## What you should do
Count the lines containing "ישראל". Give the number alone.

## Data provided

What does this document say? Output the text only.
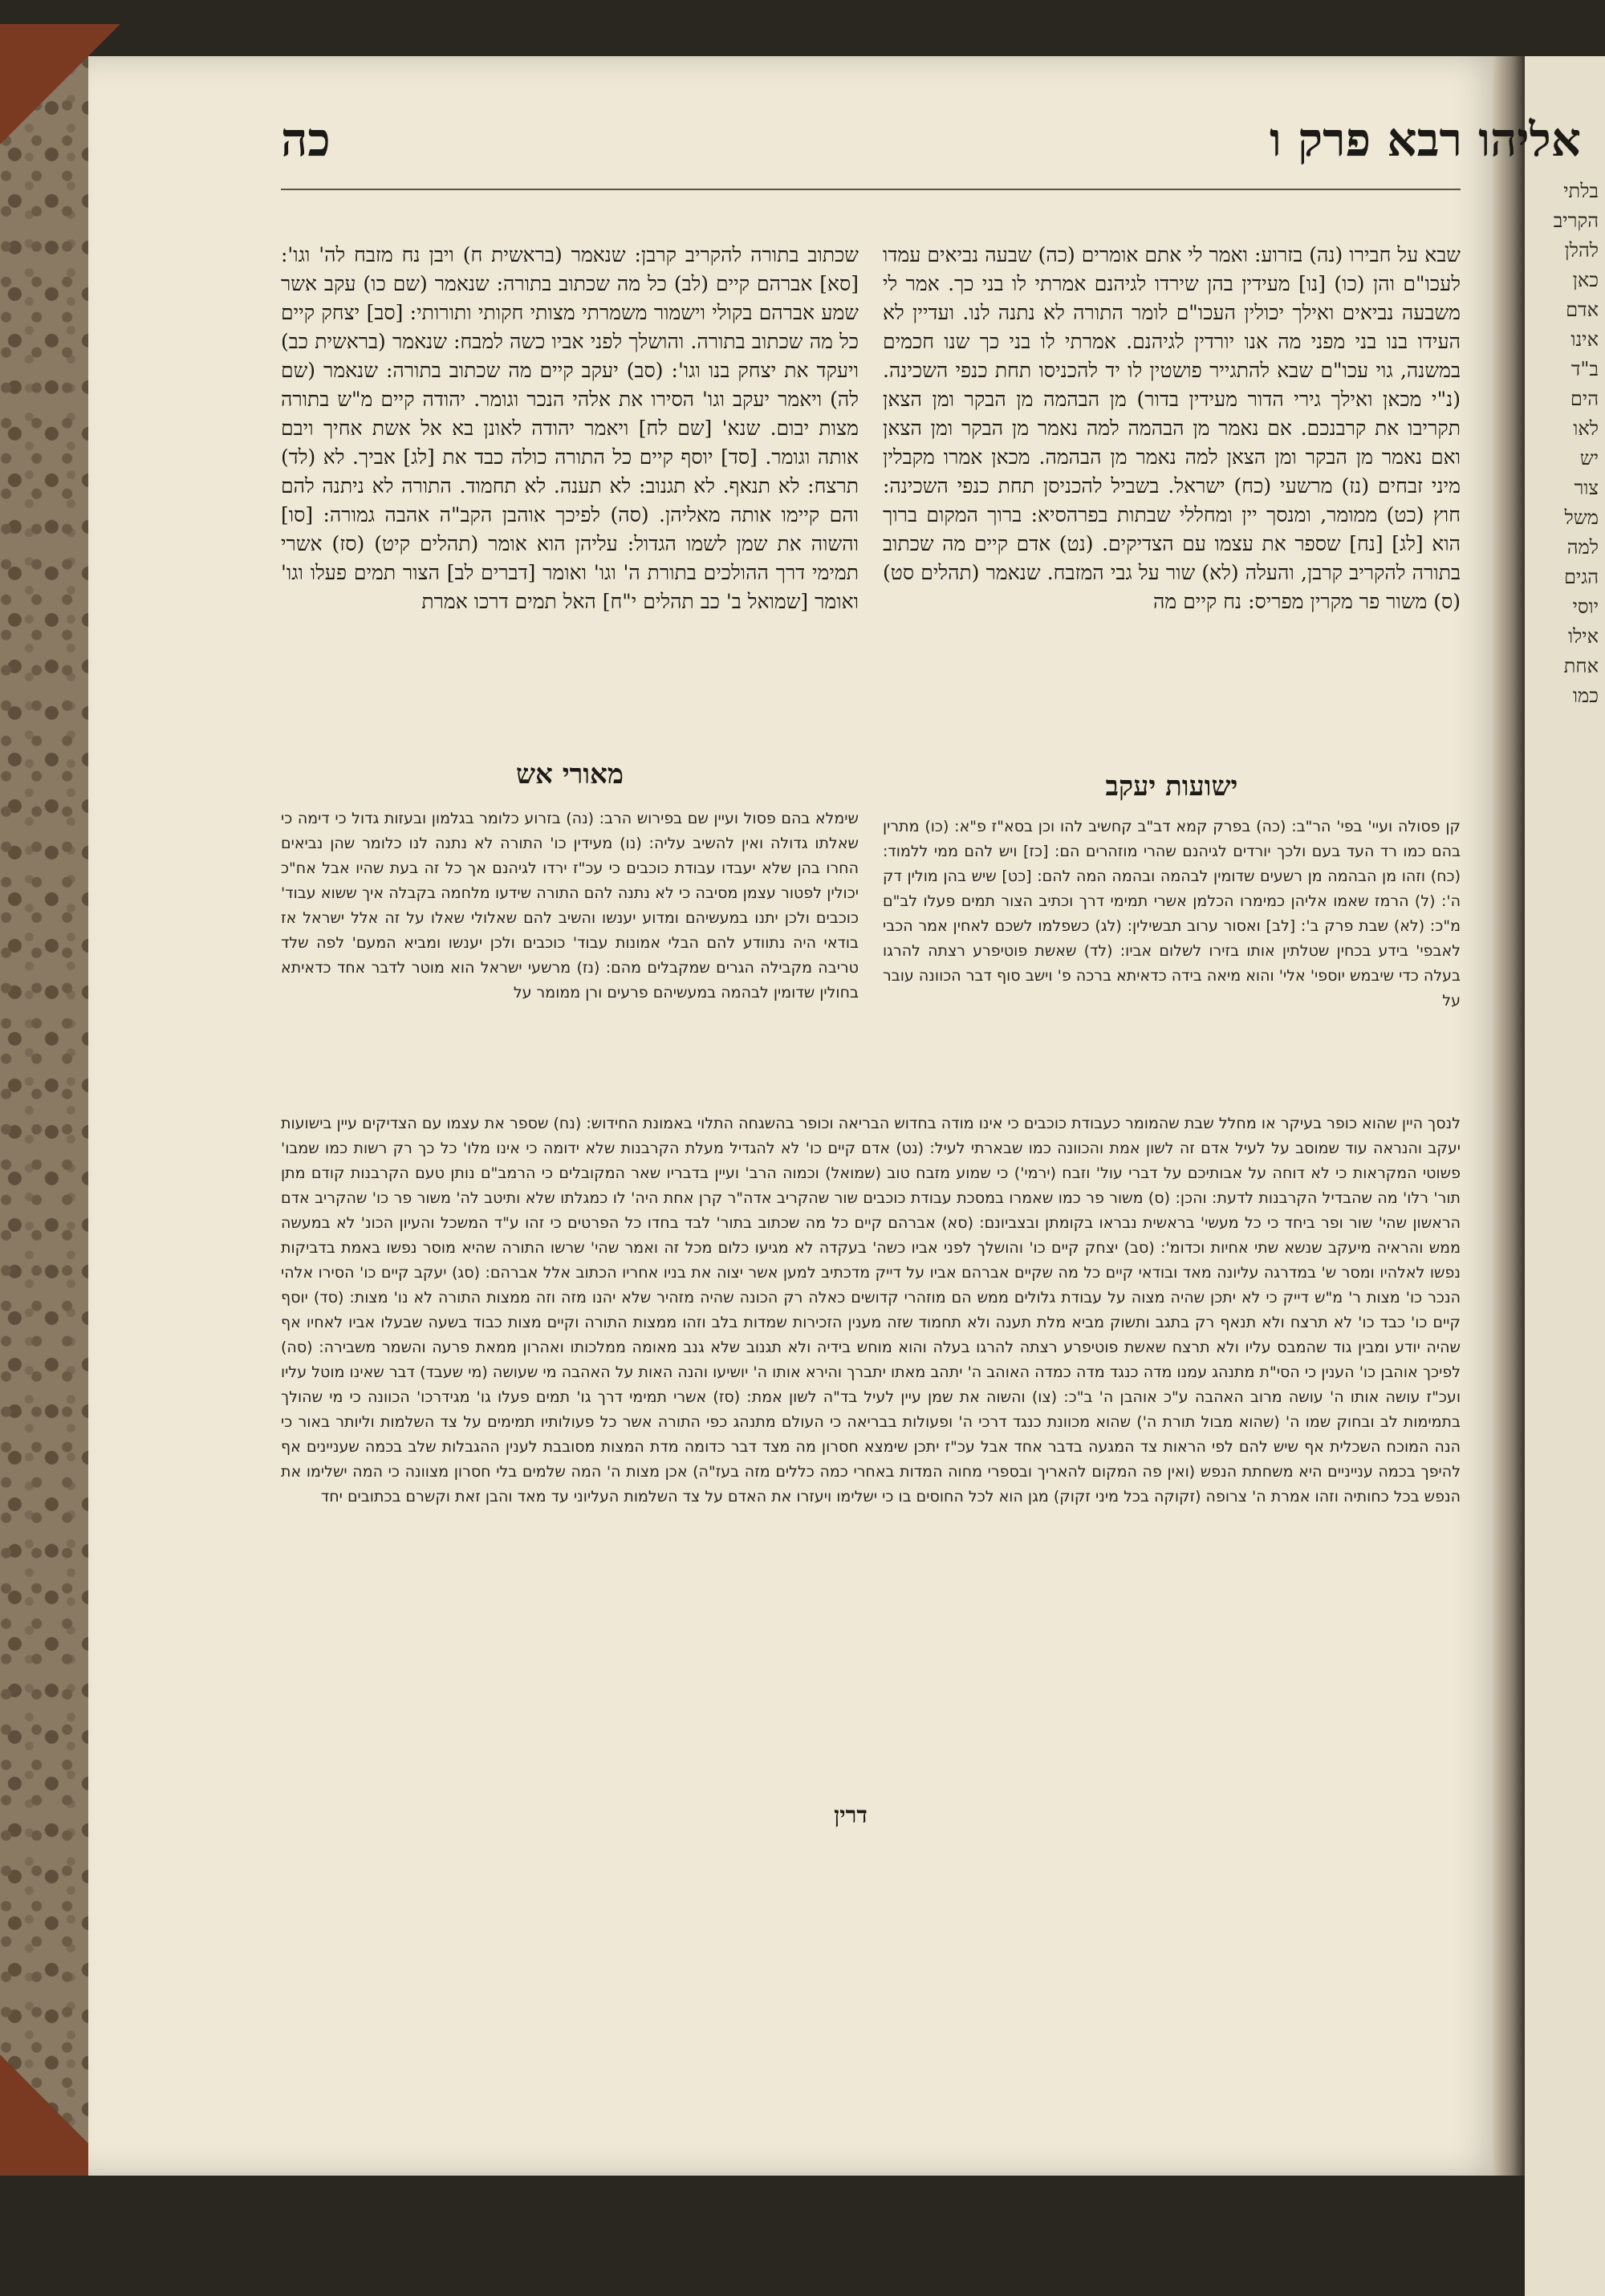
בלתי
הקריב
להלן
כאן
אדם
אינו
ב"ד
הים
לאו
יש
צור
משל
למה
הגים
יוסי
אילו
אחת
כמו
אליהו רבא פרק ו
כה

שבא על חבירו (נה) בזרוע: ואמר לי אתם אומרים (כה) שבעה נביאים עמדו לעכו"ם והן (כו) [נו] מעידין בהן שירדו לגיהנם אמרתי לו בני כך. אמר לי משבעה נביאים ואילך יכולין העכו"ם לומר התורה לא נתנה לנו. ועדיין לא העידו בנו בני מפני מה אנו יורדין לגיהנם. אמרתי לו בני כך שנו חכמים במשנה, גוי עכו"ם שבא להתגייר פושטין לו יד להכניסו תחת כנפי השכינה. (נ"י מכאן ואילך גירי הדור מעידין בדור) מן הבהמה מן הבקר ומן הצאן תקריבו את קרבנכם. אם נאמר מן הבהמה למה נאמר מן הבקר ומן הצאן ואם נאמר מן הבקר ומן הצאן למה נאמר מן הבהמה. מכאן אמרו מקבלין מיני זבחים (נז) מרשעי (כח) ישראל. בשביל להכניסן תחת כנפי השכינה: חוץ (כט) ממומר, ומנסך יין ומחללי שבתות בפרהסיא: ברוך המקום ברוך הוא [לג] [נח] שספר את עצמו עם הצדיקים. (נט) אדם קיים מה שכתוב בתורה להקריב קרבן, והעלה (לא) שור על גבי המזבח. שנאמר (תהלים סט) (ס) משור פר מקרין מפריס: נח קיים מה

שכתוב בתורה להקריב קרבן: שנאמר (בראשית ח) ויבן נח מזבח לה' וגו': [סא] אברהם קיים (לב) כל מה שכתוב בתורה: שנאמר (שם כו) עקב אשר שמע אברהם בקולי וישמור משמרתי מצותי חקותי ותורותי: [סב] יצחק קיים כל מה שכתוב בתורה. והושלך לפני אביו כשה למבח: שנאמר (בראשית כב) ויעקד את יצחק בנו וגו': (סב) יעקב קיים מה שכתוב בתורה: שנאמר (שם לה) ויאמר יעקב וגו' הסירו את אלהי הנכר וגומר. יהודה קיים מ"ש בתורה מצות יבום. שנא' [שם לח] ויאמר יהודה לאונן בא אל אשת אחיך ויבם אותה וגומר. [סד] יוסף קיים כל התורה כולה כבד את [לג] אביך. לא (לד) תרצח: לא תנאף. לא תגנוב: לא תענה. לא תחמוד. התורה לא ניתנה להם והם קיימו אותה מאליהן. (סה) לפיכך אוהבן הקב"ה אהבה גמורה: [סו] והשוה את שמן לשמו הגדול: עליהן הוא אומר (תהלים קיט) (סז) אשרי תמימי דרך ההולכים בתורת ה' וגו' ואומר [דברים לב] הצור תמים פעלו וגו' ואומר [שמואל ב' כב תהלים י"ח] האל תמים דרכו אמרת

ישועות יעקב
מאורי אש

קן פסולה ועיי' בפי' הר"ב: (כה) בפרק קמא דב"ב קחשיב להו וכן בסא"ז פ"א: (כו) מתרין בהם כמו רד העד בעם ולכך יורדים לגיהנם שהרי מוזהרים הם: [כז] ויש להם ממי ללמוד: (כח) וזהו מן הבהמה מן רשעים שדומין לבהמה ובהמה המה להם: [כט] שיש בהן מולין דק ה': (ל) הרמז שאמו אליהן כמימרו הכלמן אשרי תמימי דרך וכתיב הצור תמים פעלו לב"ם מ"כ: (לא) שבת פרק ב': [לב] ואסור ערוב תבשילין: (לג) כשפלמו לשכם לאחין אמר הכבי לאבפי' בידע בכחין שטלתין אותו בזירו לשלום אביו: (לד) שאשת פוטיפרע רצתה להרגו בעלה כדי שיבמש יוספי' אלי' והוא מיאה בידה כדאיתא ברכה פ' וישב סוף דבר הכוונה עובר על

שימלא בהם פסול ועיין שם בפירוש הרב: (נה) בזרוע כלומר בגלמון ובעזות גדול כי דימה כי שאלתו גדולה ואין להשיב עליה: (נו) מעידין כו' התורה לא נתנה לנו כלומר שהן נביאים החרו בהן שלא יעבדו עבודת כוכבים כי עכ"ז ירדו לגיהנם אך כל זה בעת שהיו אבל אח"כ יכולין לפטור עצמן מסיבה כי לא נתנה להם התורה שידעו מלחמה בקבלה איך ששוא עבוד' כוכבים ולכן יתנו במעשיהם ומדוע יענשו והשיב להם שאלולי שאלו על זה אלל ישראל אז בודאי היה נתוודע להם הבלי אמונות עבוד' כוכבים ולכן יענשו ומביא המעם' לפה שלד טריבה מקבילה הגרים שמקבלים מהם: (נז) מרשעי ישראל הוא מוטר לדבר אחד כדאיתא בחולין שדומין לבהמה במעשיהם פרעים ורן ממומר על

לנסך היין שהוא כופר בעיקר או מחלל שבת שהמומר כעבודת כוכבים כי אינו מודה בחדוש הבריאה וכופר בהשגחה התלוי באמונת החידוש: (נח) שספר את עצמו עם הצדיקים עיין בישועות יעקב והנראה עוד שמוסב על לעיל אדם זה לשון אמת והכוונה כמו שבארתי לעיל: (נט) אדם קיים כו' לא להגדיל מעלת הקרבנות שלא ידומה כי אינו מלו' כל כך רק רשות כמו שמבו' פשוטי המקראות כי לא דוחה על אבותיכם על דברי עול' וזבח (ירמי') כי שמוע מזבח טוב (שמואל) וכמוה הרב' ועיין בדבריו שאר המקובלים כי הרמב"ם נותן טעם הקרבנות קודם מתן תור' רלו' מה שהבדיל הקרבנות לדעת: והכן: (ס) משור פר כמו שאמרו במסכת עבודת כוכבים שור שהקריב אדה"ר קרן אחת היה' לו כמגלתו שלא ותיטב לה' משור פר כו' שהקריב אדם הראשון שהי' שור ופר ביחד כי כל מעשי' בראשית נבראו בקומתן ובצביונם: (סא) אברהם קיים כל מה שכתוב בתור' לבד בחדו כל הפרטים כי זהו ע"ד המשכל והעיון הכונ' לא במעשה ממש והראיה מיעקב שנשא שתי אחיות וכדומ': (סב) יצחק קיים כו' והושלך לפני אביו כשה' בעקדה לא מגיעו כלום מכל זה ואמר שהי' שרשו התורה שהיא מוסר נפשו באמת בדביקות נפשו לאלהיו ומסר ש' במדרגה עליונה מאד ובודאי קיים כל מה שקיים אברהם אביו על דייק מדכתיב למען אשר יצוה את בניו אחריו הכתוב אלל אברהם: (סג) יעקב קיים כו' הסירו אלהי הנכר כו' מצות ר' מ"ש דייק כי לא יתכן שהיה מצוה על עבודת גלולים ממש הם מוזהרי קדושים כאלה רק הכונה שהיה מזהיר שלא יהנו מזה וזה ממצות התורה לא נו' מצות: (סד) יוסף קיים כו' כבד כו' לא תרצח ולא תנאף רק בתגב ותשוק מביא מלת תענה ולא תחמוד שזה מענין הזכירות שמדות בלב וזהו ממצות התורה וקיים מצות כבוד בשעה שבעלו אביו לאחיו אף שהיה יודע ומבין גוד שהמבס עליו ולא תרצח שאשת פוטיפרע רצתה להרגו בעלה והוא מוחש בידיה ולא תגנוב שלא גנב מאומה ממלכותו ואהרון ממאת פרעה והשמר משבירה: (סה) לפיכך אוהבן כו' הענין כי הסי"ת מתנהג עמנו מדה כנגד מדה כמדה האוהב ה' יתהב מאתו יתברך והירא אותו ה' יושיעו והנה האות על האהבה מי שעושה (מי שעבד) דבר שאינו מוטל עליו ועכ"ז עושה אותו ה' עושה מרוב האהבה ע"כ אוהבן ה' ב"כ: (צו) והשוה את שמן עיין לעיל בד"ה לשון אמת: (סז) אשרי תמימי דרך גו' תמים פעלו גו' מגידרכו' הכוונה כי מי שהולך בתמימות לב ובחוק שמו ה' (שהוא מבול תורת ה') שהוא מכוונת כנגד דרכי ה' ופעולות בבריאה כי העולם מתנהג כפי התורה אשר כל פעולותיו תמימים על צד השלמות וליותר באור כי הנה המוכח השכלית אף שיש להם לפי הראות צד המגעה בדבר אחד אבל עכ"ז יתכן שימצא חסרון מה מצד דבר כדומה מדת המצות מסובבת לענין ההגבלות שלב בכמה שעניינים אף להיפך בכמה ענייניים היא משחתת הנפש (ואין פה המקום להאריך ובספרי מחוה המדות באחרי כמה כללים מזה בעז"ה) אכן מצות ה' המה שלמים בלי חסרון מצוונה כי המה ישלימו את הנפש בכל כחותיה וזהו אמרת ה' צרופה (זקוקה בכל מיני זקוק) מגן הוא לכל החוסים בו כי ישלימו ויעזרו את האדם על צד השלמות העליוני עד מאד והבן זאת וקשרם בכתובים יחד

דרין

## Solved problem
2